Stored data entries
== == ==

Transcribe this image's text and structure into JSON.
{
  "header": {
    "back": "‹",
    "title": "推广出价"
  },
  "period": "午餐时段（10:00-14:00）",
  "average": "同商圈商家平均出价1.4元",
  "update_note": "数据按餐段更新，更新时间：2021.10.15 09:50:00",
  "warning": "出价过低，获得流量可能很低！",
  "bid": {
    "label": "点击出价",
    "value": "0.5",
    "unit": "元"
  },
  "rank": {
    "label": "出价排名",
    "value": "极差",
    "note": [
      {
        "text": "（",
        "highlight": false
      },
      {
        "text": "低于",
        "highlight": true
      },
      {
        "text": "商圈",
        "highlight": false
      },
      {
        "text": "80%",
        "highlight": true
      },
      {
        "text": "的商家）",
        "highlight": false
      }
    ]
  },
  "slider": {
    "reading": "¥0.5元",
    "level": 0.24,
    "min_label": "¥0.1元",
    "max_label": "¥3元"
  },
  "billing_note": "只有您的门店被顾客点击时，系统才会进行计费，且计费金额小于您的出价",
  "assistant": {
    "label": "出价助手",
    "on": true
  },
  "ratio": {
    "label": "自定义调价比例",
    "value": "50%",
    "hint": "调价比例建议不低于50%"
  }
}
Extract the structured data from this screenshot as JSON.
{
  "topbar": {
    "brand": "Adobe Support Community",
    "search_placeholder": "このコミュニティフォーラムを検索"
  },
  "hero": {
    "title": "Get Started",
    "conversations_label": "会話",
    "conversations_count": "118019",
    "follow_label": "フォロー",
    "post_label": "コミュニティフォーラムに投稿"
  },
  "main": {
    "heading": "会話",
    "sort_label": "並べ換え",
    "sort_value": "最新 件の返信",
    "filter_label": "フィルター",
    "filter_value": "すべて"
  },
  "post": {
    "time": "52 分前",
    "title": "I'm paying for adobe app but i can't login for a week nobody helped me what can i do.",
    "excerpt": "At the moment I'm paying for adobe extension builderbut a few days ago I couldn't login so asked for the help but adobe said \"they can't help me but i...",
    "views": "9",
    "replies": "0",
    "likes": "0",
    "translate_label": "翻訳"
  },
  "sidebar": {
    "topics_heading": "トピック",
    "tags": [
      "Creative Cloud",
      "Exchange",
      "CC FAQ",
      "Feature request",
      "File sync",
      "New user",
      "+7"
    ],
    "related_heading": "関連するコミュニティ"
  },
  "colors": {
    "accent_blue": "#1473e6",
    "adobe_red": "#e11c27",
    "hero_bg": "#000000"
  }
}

== == ==

▶ [What the task asks]: Your task is to print all of the records exactly.

▶ [Response to the task]:
Transcribe this image's text and structure into JSON.
{
  "header": {
    "back": "‹",
    "title": "推广出价"
  },
  "period": "午餐时段（10:00-14:00）",
  "average": "同商圈商家平均出价1.4元",
  "update_note": "数据按餐段更新，更新时间：2021.10.15 09:50:00",
  "warning": "出价过低，获得流量可能很低！",
  "bid": {
    "label": "点击出价",
    "value": "0.5",
    "unit": "元"
  },
  "rank": {
    "label": "出价排名",
    "value": "极差",
    "note": [
      {
        "text": "（",
        "highlight": false
      },
      {
        "text": "低于",
        "highlight": true
      },
      {
        "text": "商圈",
        "highlight": false
      },
      {
        "text": "80%",
        "highlight": true
      },
      {
        "text": "的商家）",
        "highlight": false
      }
    ]
  },
  "slider": {
    "reading": "¥0.5元",
    "level": 0.24,
    "min_label": "¥0.1元",
    "max_label": "¥3元"
  },
  "billing_note": "只有您的门店被顾客点击时，系统才会进行计费，且计费金额小于您的出价",
  "assistant": {
    "label": "出价助手",
    "on": true
  },
  "ratio": {
    "label": "自定义调价比例",
    "value": "50%",
    "hint": "调价比例建议不低于50%"
  }
}
Extract the structured data from this screenshot as JSON.
{
  "topbar": {
    "brand": "Adobe Support Community",
    "search_placeholder": "このコミュニティフォーラムを検索"
  },
  "hero": {
    "title": "Get Started",
    "conversations_label": "会話",
    "conversations_count": "118019",
    "follow_label": "フォロー",
    "post_label": "コミュニティフォーラムに投稿"
  },
  "main": {
    "heading": "会話",
    "sort_label": "並べ換え",
    "sort_value": "最新 件の返信",
    "filter_label": "フィルター",
    "filter_value": "すべて"
  },
  "post": {
    "time": "52 分前",
    "title": "I'm paying for adobe app but i can't login for a week nobody helped me what can i do.",
    "excerpt": "At the moment I'm paying for adobe extension builderbut a few days ago I couldn't login so asked for the help but adobe said \"they can't help me but i...",
    "views": "9",
    "replies": "0",
    "likes": "0",
    "translate_label": "翻訳"
  },
  "sidebar": {
    "topics_heading": "トピック",
    "tags": [
      "Creative Cloud",
      "Exchange",
      "CC FAQ",
      "Feature request",
      "File sync",
      "New user",
      "+7"
    ],
    "related_heading": "関連するコミュニティ"
  },
  "colors": {
    "accent_blue": "#1473e6",
    "adobe_red": "#e11c27",
    "hero_bg": "#000000"
  }
}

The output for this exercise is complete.